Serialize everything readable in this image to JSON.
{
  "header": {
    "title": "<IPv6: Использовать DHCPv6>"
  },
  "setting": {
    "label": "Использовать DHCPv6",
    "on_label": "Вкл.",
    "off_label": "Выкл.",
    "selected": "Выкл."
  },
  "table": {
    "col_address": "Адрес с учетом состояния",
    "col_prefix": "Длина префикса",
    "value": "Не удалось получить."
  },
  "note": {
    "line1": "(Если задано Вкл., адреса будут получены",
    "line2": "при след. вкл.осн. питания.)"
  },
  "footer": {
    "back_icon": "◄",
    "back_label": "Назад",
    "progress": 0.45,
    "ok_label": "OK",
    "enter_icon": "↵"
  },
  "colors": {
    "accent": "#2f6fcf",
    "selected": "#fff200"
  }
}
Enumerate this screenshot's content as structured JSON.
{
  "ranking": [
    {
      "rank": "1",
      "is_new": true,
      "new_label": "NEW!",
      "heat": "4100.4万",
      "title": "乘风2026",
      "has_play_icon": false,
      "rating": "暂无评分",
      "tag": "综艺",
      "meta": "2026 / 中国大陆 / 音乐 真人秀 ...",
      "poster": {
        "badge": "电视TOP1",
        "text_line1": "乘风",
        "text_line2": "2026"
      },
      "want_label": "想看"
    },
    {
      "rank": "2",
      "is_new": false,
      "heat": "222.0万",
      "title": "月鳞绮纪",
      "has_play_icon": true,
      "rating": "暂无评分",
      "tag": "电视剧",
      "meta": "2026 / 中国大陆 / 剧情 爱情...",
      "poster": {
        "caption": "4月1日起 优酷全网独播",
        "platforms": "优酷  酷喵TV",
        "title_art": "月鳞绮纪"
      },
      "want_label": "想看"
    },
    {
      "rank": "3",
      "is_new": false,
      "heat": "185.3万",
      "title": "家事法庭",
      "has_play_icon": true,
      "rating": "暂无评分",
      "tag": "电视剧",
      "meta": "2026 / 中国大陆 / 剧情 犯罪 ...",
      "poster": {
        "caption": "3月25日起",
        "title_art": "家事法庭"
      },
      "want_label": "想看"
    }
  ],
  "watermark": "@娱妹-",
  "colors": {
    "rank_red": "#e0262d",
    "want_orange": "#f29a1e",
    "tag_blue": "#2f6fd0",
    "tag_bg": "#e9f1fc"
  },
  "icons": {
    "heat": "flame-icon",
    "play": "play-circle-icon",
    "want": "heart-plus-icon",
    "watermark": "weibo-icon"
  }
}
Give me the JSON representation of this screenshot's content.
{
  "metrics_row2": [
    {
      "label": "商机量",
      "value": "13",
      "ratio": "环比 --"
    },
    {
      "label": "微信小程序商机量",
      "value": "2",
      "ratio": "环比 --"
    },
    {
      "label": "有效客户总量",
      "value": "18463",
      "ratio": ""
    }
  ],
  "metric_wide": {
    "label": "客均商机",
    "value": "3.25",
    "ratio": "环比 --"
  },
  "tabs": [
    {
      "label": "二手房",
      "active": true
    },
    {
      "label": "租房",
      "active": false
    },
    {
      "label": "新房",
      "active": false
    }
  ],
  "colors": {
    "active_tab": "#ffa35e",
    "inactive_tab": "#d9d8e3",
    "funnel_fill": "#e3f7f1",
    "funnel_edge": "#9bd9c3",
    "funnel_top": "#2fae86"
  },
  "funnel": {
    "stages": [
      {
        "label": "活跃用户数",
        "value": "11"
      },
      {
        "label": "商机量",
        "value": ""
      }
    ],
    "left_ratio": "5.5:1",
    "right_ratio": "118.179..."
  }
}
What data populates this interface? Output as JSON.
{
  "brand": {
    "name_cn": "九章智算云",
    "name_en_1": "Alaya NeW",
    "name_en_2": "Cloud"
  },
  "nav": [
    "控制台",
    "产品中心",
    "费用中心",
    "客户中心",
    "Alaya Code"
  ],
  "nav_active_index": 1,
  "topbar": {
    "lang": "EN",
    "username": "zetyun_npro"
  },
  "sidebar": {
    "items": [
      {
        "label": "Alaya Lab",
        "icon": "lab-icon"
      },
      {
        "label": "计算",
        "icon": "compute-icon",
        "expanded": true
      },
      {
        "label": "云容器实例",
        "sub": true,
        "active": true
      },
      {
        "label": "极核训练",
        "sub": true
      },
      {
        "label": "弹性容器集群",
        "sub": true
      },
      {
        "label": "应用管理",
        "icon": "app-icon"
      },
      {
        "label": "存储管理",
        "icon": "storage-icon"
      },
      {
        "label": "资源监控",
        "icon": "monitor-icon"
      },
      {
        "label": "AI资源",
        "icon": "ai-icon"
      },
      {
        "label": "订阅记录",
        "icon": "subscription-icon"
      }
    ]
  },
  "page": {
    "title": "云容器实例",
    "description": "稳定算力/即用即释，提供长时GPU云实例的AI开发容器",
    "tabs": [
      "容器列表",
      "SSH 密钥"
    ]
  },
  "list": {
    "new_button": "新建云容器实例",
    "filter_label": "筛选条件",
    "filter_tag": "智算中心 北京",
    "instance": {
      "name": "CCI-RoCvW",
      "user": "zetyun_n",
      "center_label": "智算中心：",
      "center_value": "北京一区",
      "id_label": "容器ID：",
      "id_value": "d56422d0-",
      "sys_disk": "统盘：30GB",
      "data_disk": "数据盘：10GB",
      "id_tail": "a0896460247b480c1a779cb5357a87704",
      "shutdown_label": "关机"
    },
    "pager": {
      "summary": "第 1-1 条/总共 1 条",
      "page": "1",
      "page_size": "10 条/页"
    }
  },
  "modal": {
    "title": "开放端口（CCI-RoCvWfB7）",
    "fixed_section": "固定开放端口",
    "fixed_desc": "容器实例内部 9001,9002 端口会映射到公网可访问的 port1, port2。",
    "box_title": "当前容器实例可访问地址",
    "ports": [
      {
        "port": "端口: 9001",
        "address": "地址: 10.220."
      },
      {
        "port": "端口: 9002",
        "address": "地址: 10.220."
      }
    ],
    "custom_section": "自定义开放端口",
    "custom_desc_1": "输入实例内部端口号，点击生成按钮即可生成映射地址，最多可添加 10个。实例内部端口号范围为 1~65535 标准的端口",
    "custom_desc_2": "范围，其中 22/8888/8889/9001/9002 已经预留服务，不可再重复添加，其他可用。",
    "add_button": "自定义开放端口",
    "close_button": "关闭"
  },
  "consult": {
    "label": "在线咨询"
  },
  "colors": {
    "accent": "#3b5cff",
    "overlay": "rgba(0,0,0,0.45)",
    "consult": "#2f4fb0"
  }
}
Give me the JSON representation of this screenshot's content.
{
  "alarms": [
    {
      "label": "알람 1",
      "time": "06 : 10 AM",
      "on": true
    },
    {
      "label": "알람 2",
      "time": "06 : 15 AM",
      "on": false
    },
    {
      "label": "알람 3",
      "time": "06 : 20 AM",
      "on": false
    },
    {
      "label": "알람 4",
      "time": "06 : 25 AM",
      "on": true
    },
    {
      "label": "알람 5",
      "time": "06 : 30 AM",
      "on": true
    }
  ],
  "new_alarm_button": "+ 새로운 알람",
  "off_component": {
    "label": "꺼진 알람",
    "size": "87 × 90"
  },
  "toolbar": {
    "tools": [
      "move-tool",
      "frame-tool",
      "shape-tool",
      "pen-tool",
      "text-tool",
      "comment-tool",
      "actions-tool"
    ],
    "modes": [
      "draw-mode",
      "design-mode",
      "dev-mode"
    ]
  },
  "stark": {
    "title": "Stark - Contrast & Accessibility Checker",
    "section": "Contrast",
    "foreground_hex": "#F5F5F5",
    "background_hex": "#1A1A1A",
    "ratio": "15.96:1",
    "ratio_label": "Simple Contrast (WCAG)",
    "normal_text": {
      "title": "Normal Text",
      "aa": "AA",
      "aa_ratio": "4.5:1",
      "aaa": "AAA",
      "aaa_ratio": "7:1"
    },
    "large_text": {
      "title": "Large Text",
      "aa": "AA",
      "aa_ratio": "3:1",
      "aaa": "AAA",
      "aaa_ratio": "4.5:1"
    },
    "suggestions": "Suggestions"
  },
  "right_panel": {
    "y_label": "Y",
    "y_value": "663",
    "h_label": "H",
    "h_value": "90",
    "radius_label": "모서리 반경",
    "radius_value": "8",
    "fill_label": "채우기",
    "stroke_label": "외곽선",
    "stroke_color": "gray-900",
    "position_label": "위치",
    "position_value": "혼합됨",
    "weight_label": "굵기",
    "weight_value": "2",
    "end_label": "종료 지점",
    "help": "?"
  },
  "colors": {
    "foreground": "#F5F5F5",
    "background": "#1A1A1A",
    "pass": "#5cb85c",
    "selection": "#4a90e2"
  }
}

## What you should do
Show every line from the entries above in which "this" appears.

## Written response
Serialize everything readable in this image to JSON.
Enumerate this screenshot's content as structured JSON.
Give me the JSON representation of this screenshot's content.
What data populates this interface? Output as JSON.
Give me the JSON representation of this screenshot's content.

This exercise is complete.